In the data below, switch every occurrence of "unlimited voting" to "daily voting" and reproduce all lines otherwise unchanged.

● **Task material**
----------------------------------------

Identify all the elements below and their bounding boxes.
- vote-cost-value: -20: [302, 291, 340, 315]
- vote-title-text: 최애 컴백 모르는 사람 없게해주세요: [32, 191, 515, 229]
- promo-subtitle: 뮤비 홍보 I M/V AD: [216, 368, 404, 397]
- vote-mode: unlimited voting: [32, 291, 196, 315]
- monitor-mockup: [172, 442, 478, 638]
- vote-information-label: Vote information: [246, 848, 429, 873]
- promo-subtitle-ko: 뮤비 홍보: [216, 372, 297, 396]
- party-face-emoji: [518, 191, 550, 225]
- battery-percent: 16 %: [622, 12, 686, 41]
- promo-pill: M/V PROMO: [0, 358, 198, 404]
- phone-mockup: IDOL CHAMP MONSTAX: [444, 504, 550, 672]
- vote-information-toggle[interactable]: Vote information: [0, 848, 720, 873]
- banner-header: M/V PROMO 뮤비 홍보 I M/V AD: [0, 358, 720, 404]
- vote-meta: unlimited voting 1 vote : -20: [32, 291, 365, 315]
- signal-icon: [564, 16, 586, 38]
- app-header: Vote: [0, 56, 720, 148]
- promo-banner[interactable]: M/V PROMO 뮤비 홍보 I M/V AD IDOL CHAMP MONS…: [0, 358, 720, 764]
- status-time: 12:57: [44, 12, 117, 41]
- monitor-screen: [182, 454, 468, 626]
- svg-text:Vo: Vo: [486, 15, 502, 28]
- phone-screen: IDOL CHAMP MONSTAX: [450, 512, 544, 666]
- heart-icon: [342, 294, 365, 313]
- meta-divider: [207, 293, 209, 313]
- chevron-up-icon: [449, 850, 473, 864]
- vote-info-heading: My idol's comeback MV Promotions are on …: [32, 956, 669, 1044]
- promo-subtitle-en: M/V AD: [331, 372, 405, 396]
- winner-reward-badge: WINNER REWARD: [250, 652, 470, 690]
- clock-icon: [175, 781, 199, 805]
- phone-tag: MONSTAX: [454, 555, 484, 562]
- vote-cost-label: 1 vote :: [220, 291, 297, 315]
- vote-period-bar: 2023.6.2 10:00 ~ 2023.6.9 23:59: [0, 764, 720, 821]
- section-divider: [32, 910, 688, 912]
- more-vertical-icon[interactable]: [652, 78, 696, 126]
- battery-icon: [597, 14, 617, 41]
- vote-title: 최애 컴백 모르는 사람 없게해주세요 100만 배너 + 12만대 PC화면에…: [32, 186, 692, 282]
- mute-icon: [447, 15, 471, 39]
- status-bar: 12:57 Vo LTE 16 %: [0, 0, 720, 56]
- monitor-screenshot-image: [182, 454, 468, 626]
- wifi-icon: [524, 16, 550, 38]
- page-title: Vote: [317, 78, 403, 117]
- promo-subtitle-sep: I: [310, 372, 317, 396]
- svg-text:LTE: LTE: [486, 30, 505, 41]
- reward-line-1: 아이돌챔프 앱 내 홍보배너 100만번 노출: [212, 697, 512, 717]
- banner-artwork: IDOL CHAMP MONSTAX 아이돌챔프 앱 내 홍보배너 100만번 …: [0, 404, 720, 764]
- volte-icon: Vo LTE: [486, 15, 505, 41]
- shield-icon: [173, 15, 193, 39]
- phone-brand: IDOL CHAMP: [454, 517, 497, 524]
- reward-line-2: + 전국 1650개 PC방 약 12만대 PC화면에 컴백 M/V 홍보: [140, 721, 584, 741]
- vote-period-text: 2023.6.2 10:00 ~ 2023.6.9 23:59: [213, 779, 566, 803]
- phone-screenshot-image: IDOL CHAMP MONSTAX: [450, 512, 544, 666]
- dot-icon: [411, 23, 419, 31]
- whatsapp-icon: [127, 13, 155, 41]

----------------------------------------

● **Full solution**
Identify all the elements below and their bounding boxes.
- vote-cost-value: -20: [302, 291, 340, 315]
- vote-title-text: 최애 컴백 모르는 사람 없게해주세요: [32, 191, 515, 229]
- promo-subtitle: 뮤비 홍보 I M/V AD: [216, 368, 404, 397]
- vote-mode: daily voting: [32, 291, 196, 315]
- monitor-mockup: [172, 442, 478, 638]
- vote-information-label: Vote information: [246, 848, 429, 873]
- promo-subtitle-ko: 뮤비 홍보: [216, 372, 297, 396]
- party-face-emoji: [518, 191, 550, 225]
- battery-percent: 16 %: [622, 12, 686, 41]
- promo-pill: M/V PROMO: [0, 358, 198, 404]
- phone-mockup: IDOL CHAMP MONSTAX: [444, 504, 550, 672]
- vote-information-toggle[interactable]: Vote information: [0, 848, 720, 873]
- banner-header: M/V PROMO 뮤비 홍보 I M/V AD: [0, 358, 720, 404]
- vote-meta: daily voting 1 vote : -20: [32, 291, 365, 315]
- signal-icon: [564, 16, 586, 38]
- app-header: Vote: [0, 56, 720, 148]
- promo-banner[interactable]: M/V PROMO 뮤비 홍보 I M/V AD IDOL CHAMP MONS…: [0, 358, 720, 764]
- status-time: 12:57: [44, 12, 117, 41]
- monitor-screen: [182, 454, 468, 626]
- svg-text:Vo: Vo: [486, 15, 502, 28]
- phone-screen: IDOL CHAMP MONSTAX: [450, 512, 544, 666]
- heart-icon: [342, 294, 365, 313]
- meta-divider: [207, 293, 209, 313]
- chevron-up-icon: [449, 850, 473, 864]
- vote-info-heading: My idol's comeback MV Promotions are on …: [32, 956, 669, 1044]
- promo-subtitle-en: M/V AD: [331, 372, 405, 396]
- winner-reward-badge: WINNER REWARD: [250, 652, 470, 690]
- clock-icon: [175, 781, 199, 805]
- phone-tag: MONSTAX: [454, 555, 484, 562]
- vote-cost-label: 1 vote :: [220, 291, 297, 315]
- vote-period-bar: 2023.6.2 10:00 ~ 2023.6.9 23:59: [0, 764, 720, 821]
- section-divider: [32, 910, 688, 912]
- more-vertical-icon[interactable]: [652, 78, 696, 126]
- battery-icon: [597, 14, 617, 41]
- vote-title: 최애 컴백 모르는 사람 없게해주세요 100만 배너 + 12만대 PC화면에…: [32, 186, 692, 282]
- mute-icon: [447, 15, 471, 39]
- status-bar: 12:57 Vo LTE 16 %: [0, 0, 720, 56]
- monitor-screenshot-image: [182, 454, 468, 626]
- wifi-icon: [524, 16, 550, 38]
- page-title: Vote: [317, 78, 403, 117]
- promo-subtitle-sep: I: [310, 372, 317, 396]
- svg-text:LTE: LTE: [486, 30, 505, 41]
- reward-line-1: 아이돌챔프 앱 내 홍보배너 100만번 노출: [212, 697, 512, 717]
- banner-artwork: IDOL CHAMP MONSTAX 아이돌챔프 앱 내 홍보배너 100만번 …: [0, 404, 720, 764]
- volte-icon: Vo LTE: [486, 15, 505, 41]
- shield-icon: [173, 15, 193, 39]
- phone-brand: IDOL CHAMP: [454, 517, 497, 524]
- reward-line-2: + 전국 1650개 PC방 약 12만대 PC화면에 컴백 M/V 홍보: [140, 721, 584, 741]
- vote-period-text: 2023.6.2 10:00 ~ 2023.6.9 23:59: [213, 779, 566, 803]
- phone-screenshot-image: IDOL CHAMP MONSTAX: [450, 512, 544, 666]
- dot-icon: [411, 23, 419, 31]
- whatsapp-icon: [127, 13, 155, 41]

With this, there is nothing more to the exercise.